[Work task] Every entry that follows must be written out exactly, apart from its pictures.

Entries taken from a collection

* * * * *

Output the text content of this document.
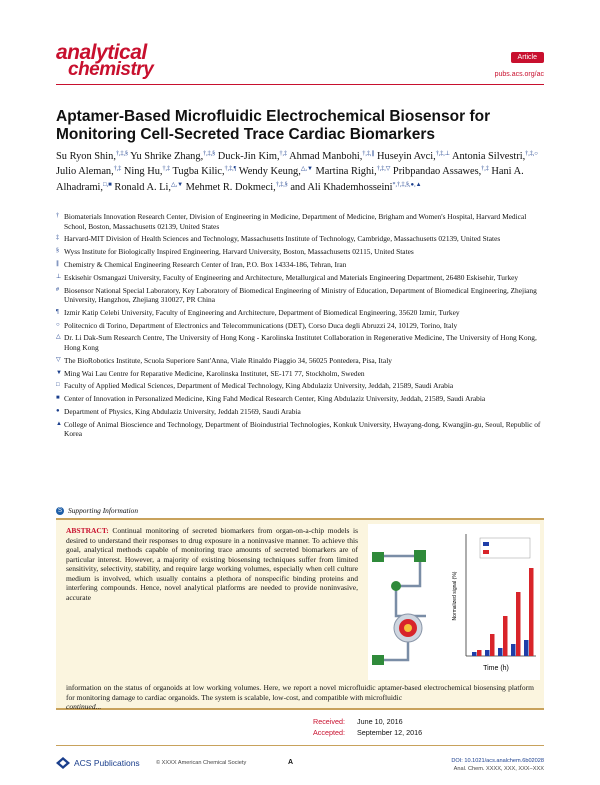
analytical
chemistry
Article
pubs.acs.org/ac
Aptamer-Based Microfluidic Electrochemical Biosensor for Monitoring Cell-Secreted Trace Cardiac Biomarkers
Su Ryon Shin,†,‡,§ Yu Shrike Zhang,†,‡,§ Duck-Jin Kim,†,‡ Ahmad Manbohi,†,‡,∥ Huseyin Avci,†,‡,⊥ Antonia Silvestri,†,‡,○ Julio Aleman,†,‡ Ning Hu,†,‡ Tugba Kilic,†,‡,¶ Wendy Keung,△,▼ Martina Righi,†,‡,▽ Pribpandao Assawes,†,‡ Hani A. Alhadrami,□,■ Ronald A. Li,△,▼ Mehmet R. Dokmeci,†,‡,§ and Ali Khademhosseini*,†,‡,§,●,▲
† Biomaterials Innovation Research Center, Division of Engineering in Medicine, Department of Medicine, Brigham and Women's Hospital, Harvard Medical School, Boston, Massachusetts 02139, United States
‡ Harvard-MIT Division of Health Sciences and Technology, Massachusetts Institute of Technology, Cambridge, Massachusetts 02139, United States
§ Wyss Institute for Biologically Inspired Engineering, Harvard University, Boston, Massachusetts 02115, United States
∥ Chemistry & Chemical Engineering Research Center of Iran, P.O. Box 14334-186, Tehran, Iran
⊥ Eskisehir Osmangazi University, Faculty of Engineering and Architecture, Metallurgical and Materials Engineering Department, 26480 Eskisehir, Turkey
# Biosensor National Special Laboratory, Key Laboratory of Biomedical Engineering of Ministry of Education, Department of Biomedical Engineering, Zhejiang University, Hangzhou, Zhejiang 310027, PR China
¶ Izmir Katip Celebi University, Faculty of Engineering and Architecture, Department of Biomedical Engineering, 35620 Izmir, Turkey
○ Politecnico di Torino, Department of Electronics and Telecommunications (DET), Corso Duca degli Abruzzi 24, 10129, Torino, Italy
△ Dr. Li Dak-Sum Research Centre, The University of Hong Kong - Karolinska Institutet Collaboration in Regenerative Medicine, The University of Hong Kong, Hong Kong
▽ The BioRobotics Institute, Scuola Superiore Sant'Anna, Viale Rinaldo Piaggio 34, 56025 Pontedera, Pisa, Italy
▼ Ming Wai Lau Centre for Reparative Medicine, Karolinska Institutet, SE-171 77, Stockholm, Sweden
□ Faculty of Applied Medical Sciences, Department of Medical Technology, King Abdulaziz University, Jeddah, 21589, Saudi Arabia
■ Center of Innovation in Personalized Medicine, King Fahd Medical Research Center, King Abdulaziz University, Jeddah, 21589, Saudi Arabia
● Department of Physics, King Abdulaziz University, Jeddah 21569, Saudi Arabia
▲ College of Animal Bioscience and Technology, Department of Bioindustrial Technologies, Konkuk University, Hwayang-dong, Kwangjin-gu, Seoul, Republic of Korea
S Supporting Information

ABSTRACT: Continual monitoring of secreted biomarkers from organ-on-a-chip models is desired to understand their responses to drug exposure in a noninvasive manner. To achieve this goal, analytical methods capable of monitoring trace amounts of secreted biomarkers are of particular interest. However, a majority of existing biosensing techniques suffer from limited sensitivity, selectivity, stability, and require large working volumes, especially when cell culture medium is involved, which usually contains a plethora of nonspecific binding proteins and interfering compounds. Hence, novel analytical platforms are needed to provide noninvasive, accurate

Time (h)
Normalized signal (%)

information on the status of organoids at low working volumes. Here, we report a novel microfluidic aptamer-based electrochemical biosensing platform for monitoring damage to cardiac organoids. The system is scalable, low-cost, and compatible with microfluidic
continued...

Received: June 10, 2016
Accepted: September 12, 2016
ACS Publications	© XXXX American Chemical Society	A	DOI: 10.1021/acs.analchem.6b02028
Anal. Chem. XXXX, XXX, XXX−XXX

* * * * *

[Response to the exercise]
Output the text content of this document.
analytical
chemistry
Article
pubs.acs.org/ac
Aptamer-Based Microfluidic Electrochemical Biosensor for Monitoring Cell-Secreted Trace Cardiac Biomarkers
Su Ryon Shin,†,‡,§ Yu Shrike Zhang,†,‡,§ Duck-Jin Kim,†,‡ Ahmad Manbohi,†,‡,∥ Huseyin Avci,†,‡,⊥ Antonia Silvestri,†,‡,○ Julio Aleman,†,‡ Ning Hu,†,‡ Tugba Kilic,†,‡,¶ Wendy Keung,△,▼ Martina Righi,†,‡,▽ Pribpandao Assawes,†,‡ Hani A. Alhadrami,□,■ Ronald A. Li,△,▼ Mehmet R. Dokmeci,†,‡,§ and Ali Khademhosseini*,†,‡,§,●,▲
† Biomaterials Innovation Research Center, Division of Engineering in Medicine, Department of Medicine, Brigham and Women's Hospital, Harvard Medical School, Boston, Massachusetts 02139, United States
‡ Harvard-MIT Division of Health Sciences and Technology, Massachusetts Institute of Technology, Cambridge, Massachusetts 02139, United States
§ Wyss Institute for Biologically Inspired Engineering, Harvard University, Boston, Massachusetts 02115, United States
∥ Chemistry & Chemical Engineering Research Center of Iran, P.O. Box 14334-186, Tehran, Iran
⊥ Eskisehir Osmangazi University, Faculty of Engineering and Architecture, Metallurgical and Materials Engineering Department, 26480 Eskisehir, Turkey
# Biosensor National Special Laboratory, Key Laboratory of Biomedical Engineering of Ministry of Education, Department of Biomedical Engineering, Zhejiang University, Hangzhou, Zhejiang 310027, PR China
¶ Izmir Katip Celebi University, Faculty of Engineering and Architecture, Department of Biomedical Engineering, 35620 Izmir, Turkey
○ Politecnico di Torino, Department of Electronics and Telecommunications (DET), Corso Duca degli Abruzzi 24, 10129, Torino, Italy
△ Dr. Li Dak-Sum Research Centre, The University of Hong Kong - Karolinska Institutet Collaboration in Regenerative Medicine, The University of Hong Kong, Hong Kong
▽ The BioRobotics Institute, Scuola Superiore Sant'Anna, Viale Rinaldo Piaggio 34, 56025 Pontedera, Pisa, Italy
▼ Ming Wai Lau Centre for Reparative Medicine, Karolinska Institutet, SE-171 77, Stockholm, Sweden
□ Faculty of Applied Medical Sciences, Department of Medical Technology, King Abdulaziz University, Jeddah, 21589, Saudi Arabia
■ Center of Innovation in Personalized Medicine, King Fahd Medical Research Center, King Abdulaziz University, Jeddah, 21589, Saudi Arabia
● Department of Physics, King Abdulaziz University, Jeddah 21569, Saudi Arabia
▲ College of Animal Bioscience and Technology, Department of Bioindustrial Technologies, Konkuk University, Hwayang-dong, Kwangjin-gu, Seoul, Republic of Korea
S Supporting Information

ABSTRACT: Continual monitoring of secreted biomarkers from organ-on-a-chip models is desired to understand their responses to drug exposure in a noninvasive manner. To achieve this goal, analytical methods capable of monitoring trace amounts of secreted biomarkers are of particular interest. However, a majority of existing biosensing techniques suffer from limited sensitivity, selectivity, stability, and require large working volumes, especially when cell culture medium is involved, which usually contains a plethora of nonspecific binding proteins and interfering compounds. Hence, novel analytical platforms are needed to provide noninvasive, accurate

Time (h)
Normalized signal (%)

information on the status of organoids at low working volumes. Here, we report a novel microfluidic aptamer-based electrochemical biosensing platform for monitoring damage to cardiac organoids. The system is scalable, low-cost, and compatible with microfluidic
continued...

Received: June 10, 2016
Accepted: September 12, 2016
ACS Publications	© XXXX American Chemical Society	A	DOI: 10.1021/acs.analchem.6b02028
Anal. Chem. XXXX, XXX, XXX−XXX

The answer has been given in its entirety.